What to produce:
Write out the whole of the material exactly.

══ Provided data

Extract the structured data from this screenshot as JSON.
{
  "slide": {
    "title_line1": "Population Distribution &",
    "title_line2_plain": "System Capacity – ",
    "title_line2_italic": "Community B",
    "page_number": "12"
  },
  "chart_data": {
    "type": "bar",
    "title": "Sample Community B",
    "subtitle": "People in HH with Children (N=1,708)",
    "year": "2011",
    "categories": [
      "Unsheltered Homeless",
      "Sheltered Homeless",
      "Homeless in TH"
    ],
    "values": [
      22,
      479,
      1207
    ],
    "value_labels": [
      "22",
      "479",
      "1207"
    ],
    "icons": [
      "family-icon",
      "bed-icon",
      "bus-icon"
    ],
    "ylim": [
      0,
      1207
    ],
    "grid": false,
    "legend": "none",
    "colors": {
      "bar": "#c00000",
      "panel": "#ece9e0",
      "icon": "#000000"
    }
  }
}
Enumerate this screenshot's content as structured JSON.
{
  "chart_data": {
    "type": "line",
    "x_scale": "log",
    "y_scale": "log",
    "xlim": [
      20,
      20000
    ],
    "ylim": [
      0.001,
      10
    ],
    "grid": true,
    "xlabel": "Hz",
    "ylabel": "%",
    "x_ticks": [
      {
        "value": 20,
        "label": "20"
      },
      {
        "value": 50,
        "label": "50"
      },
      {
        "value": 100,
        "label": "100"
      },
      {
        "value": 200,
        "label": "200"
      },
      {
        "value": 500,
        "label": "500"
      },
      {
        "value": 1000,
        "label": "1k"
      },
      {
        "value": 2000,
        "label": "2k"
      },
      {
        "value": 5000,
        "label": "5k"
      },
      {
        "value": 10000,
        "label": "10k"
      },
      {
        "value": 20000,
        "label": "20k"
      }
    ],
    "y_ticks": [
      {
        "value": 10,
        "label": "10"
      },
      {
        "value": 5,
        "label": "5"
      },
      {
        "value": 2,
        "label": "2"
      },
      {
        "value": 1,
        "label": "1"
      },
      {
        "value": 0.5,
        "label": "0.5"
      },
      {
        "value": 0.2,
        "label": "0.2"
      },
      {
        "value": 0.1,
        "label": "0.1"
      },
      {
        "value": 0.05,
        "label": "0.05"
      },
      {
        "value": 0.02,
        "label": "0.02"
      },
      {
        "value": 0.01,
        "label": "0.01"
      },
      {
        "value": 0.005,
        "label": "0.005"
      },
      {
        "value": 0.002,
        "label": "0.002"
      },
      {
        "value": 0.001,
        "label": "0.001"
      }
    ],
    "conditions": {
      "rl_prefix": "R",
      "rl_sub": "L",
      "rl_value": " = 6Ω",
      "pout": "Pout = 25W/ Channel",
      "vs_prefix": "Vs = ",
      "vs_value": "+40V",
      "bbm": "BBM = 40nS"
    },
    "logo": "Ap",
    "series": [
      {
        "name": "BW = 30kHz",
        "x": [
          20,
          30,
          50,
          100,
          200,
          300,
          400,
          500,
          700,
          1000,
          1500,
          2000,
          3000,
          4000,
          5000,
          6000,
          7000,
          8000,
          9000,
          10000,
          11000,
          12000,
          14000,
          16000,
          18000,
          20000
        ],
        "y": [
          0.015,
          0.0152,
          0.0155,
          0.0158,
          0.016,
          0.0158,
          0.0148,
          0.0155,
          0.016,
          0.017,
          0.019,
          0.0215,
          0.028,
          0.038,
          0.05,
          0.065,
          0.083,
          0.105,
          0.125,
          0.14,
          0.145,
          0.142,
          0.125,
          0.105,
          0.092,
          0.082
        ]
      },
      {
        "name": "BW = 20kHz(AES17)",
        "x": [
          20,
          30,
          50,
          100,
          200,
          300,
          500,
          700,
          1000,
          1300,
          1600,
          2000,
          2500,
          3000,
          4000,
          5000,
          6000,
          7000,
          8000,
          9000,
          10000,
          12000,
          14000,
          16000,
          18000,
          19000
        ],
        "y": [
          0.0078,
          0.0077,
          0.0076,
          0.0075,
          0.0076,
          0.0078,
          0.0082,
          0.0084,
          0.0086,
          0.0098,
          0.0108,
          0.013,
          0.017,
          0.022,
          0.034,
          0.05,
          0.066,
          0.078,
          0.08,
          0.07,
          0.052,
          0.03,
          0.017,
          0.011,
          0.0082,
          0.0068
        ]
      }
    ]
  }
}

════

Expected answer:
Extract the structured data from this screenshot as JSON.
{
  "slide": {
    "title_line1": "Population Distribution &",
    "title_line2_plain": "System Capacity – ",
    "title_line2_italic": "Community B",
    "page_number": "12"
  },
  "chart_data": {
    "type": "bar",
    "title": "Sample Community B",
    "subtitle": "People in HH with Children (N=1,708)",
    "year": "2011",
    "categories": [
      "Unsheltered Homeless",
      "Sheltered Homeless",
      "Homeless in TH"
    ],
    "values": [
      22,
      479,
      1207
    ],
    "value_labels": [
      "22",
      "479",
      "1207"
    ],
    "icons": [
      "family-icon",
      "bed-icon",
      "bus-icon"
    ],
    "ylim": [
      0,
      1207
    ],
    "grid": false,
    "legend": "none",
    "colors": {
      "bar": "#c00000",
      "panel": "#ece9e0",
      "icon": "#000000"
    }
  }
}
Enumerate this screenshot's content as structured JSON.
{
  "chart_data": {
    "type": "line",
    "x_scale": "log",
    "y_scale": "log",
    "xlim": [
      20,
      20000
    ],
    "ylim": [
      0.001,
      10
    ],
    "grid": true,
    "xlabel": "Hz",
    "ylabel": "%",
    "x_ticks": [
      {
        "value": 20,
        "label": "20"
      },
      {
        "value": 50,
        "label": "50"
      },
      {
        "value": 100,
        "label": "100"
      },
      {
        "value": 200,
        "label": "200"
      },
      {
        "value": 500,
        "label": "500"
      },
      {
        "value": 1000,
        "label": "1k"
      },
      {
        "value": 2000,
        "label": "2k"
      },
      {
        "value": 5000,
        "label": "5k"
      },
      {
        "value": 10000,
        "label": "10k"
      },
      {
        "value": 20000,
        "label": "20k"
      }
    ],
    "y_ticks": [
      {
        "value": 10,
        "label": "10"
      },
      {
        "value": 5,
        "label": "5"
      },
      {
        "value": 2,
        "label": "2"
      },
      {
        "value": 1,
        "label": "1"
      },
      {
        "value": 0.5,
        "label": "0.5"
      },
      {
        "value": 0.2,
        "label": "0.2"
      },
      {
        "value": 0.1,
        "label": "0.1"
      },
      {
        "value": 0.05,
        "label": "0.05"
      },
      {
        "value": 0.02,
        "label": "0.02"
      },
      {
        "value": 0.01,
        "label": "0.01"
      },
      {
        "value": 0.005,
        "label": "0.005"
      },
      {
        "value": 0.002,
        "label": "0.002"
      },
      {
        "value": 0.001,
        "label": "0.001"
      }
    ],
    "conditions": {
      "rl_prefix": "R",
      "rl_sub": "L",
      "rl_value": " = 6Ω",
      "pout": "Pout = 25W/ Channel",
      "vs_prefix": "Vs = ",
      "vs_value": "+40V",
      "bbm": "BBM = 40nS"
    },
    "logo": "Ap",
    "series": [
      {
        "name": "BW = 30kHz",
        "x": [
          20,
          30,
          50,
          100,
          200,
          300,
          400,
          500,
          700,
          1000,
          1500,
          2000,
          3000,
          4000,
          5000,
          6000,
          7000,
          8000,
          9000,
          10000,
          11000,
          12000,
          14000,
          16000,
          18000,
          20000
        ],
        "y": [
          0.015,
          0.0152,
          0.0155,
          0.0158,
          0.016,
          0.0158,
          0.0148,
          0.0155,
          0.016,
          0.017,
          0.019,
          0.0215,
          0.028,
          0.038,
          0.05,
          0.065,
          0.083,
          0.105,
          0.125,
          0.14,
          0.145,
          0.142,
          0.125,
          0.105,
          0.092,
          0.082
        ]
      },
      {
        "name": "BW = 20kHz(AES17)",
        "x": [
          20,
          30,
          50,
          100,
          200,
          300,
          500,
          700,
          1000,
          1300,
          1600,
          2000,
          2500,
          3000,
          4000,
          5000,
          6000,
          7000,
          8000,
          9000,
          10000,
          12000,
          14000,
          16000,
          18000,
          19000
        ],
        "y": [
          0.0078,
          0.0077,
          0.0076,
          0.0075,
          0.0076,
          0.0078,
          0.0082,
          0.0084,
          0.0086,
          0.0098,
          0.0108,
          0.013,
          0.017,
          0.022,
          0.034,
          0.05,
          0.066,
          0.078,
          0.08,
          0.07,
          0.052,
          0.03,
          0.017,
          0.011,
          0.0082,
          0.0068
        ]
      }
    ]
  }
}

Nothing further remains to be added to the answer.